Determine the number of lines in the listing below where the string "data" occurs; answer with the number alone.

## Start

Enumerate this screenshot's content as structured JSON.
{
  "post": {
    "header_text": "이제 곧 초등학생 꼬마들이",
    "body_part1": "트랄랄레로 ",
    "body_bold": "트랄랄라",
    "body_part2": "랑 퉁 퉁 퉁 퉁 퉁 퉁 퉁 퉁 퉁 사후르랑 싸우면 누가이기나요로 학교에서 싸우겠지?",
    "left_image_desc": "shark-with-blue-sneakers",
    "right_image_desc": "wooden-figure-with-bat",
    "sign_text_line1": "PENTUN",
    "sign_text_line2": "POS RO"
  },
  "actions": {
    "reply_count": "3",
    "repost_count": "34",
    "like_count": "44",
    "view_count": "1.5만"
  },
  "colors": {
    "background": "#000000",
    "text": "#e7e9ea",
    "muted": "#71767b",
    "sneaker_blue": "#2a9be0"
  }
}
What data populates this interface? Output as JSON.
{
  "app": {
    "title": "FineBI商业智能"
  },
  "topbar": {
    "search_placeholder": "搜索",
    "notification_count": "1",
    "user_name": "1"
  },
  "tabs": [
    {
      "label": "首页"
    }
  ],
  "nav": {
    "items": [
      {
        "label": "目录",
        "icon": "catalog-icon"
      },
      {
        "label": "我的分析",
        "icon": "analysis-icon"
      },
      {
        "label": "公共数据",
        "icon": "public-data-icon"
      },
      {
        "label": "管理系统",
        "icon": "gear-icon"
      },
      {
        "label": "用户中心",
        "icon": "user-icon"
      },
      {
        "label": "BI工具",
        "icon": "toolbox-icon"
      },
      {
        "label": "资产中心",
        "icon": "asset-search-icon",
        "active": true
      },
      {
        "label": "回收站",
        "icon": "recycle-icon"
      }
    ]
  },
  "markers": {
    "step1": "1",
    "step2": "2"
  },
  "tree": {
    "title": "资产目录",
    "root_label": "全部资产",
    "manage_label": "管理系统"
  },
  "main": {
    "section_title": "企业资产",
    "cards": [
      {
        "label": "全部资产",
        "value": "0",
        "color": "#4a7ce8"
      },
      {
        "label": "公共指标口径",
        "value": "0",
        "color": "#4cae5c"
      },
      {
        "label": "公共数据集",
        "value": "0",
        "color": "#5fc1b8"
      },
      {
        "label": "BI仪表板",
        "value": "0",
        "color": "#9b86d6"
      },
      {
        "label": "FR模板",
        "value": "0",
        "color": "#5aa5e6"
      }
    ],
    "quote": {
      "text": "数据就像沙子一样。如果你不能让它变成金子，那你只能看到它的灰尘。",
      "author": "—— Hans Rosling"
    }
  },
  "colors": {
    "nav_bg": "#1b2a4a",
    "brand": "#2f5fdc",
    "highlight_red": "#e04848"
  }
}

## End

§ **ANSWER**:
2